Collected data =
——————

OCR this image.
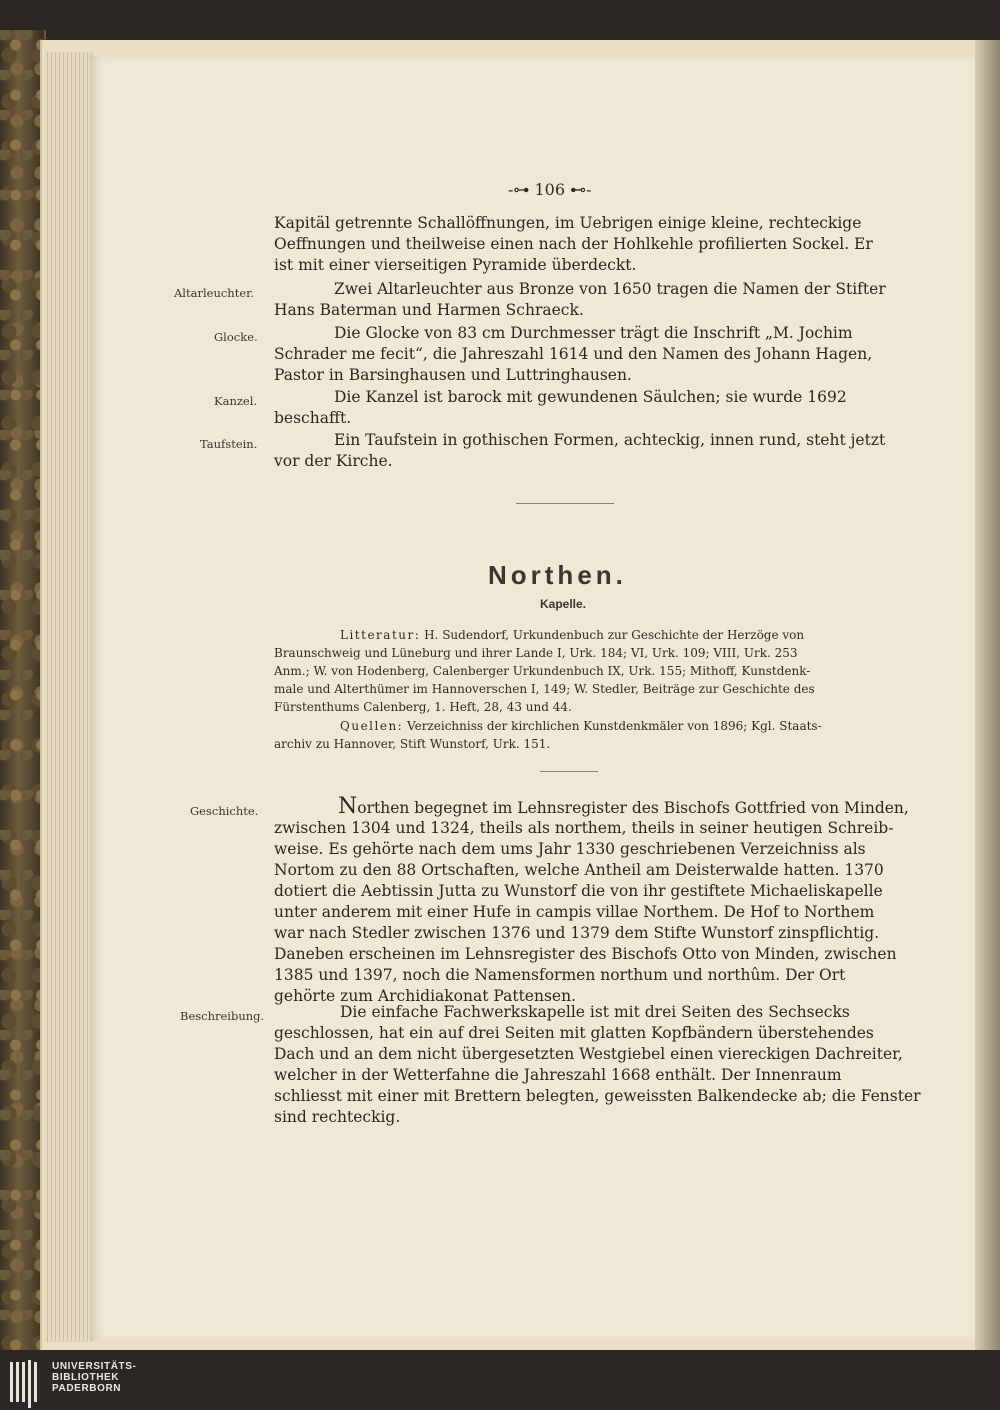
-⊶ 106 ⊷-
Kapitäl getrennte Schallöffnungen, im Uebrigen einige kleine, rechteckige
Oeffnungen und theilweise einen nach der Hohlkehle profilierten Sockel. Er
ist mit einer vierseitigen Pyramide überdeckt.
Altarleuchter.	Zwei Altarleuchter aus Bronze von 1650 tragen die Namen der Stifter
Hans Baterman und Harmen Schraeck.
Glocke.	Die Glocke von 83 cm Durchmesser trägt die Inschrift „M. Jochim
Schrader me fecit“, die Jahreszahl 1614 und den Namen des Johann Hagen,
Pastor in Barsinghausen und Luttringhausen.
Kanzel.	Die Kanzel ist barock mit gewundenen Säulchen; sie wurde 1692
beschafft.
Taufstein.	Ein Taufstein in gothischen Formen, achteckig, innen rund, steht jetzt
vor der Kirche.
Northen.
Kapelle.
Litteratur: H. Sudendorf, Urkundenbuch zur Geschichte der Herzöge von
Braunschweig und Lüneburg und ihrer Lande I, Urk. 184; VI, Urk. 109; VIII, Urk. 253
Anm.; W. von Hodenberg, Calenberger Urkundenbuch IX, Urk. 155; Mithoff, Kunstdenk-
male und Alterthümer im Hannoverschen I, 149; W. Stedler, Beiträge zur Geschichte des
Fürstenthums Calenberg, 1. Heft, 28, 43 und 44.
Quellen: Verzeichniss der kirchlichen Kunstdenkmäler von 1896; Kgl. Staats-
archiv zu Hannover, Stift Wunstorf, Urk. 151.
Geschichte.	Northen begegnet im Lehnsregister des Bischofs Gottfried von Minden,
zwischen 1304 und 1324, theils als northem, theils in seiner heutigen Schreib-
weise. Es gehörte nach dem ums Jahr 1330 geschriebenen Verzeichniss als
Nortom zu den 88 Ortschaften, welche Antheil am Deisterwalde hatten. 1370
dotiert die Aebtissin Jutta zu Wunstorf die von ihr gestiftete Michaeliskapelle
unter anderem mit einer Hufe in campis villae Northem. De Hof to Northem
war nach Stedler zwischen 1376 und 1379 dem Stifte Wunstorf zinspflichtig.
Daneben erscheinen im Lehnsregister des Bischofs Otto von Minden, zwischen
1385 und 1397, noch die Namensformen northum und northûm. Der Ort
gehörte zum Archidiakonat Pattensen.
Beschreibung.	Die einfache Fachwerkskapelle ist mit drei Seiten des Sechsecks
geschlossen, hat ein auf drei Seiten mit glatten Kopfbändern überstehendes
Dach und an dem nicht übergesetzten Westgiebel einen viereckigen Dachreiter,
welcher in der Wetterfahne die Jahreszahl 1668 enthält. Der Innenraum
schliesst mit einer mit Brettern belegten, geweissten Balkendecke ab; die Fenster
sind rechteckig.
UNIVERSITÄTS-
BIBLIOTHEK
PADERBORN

——————

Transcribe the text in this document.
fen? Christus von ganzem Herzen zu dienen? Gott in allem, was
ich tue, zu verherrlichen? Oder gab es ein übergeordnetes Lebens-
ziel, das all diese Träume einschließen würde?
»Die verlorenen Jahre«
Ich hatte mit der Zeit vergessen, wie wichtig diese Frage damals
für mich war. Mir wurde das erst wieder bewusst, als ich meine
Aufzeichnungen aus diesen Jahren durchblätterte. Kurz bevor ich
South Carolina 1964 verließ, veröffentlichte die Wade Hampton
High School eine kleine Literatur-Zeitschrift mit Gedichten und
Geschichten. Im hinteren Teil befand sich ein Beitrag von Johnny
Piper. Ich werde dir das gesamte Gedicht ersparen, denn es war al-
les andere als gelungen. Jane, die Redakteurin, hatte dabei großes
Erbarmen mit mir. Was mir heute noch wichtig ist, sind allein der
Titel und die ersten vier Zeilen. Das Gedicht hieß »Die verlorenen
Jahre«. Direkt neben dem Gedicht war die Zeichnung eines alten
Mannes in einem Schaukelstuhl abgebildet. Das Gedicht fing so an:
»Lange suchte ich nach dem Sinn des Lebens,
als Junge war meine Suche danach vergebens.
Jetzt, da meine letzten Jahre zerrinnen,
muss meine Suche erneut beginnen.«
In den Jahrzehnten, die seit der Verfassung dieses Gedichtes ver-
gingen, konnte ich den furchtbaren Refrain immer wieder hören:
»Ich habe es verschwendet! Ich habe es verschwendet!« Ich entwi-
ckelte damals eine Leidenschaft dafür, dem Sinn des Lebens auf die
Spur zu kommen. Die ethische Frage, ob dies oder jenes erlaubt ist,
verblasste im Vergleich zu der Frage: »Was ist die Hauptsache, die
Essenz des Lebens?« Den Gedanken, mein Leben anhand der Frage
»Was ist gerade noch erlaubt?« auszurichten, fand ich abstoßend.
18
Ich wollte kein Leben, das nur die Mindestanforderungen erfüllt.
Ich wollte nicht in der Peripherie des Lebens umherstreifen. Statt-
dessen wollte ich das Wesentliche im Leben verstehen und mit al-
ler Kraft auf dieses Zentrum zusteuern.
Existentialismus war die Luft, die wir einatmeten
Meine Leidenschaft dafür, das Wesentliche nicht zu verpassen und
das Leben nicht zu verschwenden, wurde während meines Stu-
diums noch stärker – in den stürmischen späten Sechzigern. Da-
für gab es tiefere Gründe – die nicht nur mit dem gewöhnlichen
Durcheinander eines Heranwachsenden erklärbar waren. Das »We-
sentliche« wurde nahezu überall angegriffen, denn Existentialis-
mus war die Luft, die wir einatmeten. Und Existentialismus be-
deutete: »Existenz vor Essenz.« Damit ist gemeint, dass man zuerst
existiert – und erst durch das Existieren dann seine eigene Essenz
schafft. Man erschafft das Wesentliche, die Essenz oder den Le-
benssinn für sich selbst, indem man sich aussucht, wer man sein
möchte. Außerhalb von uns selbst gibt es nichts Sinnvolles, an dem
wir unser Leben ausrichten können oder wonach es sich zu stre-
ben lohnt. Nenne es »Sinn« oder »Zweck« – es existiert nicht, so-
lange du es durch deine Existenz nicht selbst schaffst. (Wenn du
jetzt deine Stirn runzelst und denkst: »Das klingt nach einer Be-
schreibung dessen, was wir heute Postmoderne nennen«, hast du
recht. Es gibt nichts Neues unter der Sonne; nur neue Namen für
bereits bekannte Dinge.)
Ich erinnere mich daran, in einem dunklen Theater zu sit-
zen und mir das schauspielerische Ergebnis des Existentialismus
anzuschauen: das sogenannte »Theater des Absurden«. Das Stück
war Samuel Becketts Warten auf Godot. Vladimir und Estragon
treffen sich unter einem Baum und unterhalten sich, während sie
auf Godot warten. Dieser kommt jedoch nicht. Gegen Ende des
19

——————

Task statement =
From the data above, copy each line that has the string "Existentialismus".

Expected answer =
Existentialismus war die Luft, die wir einatmeten
mus war die Luft, die wir einatmeten. Und Existentialismus be-
zen und mir das schauspielerische Ergebnis des Existentialismus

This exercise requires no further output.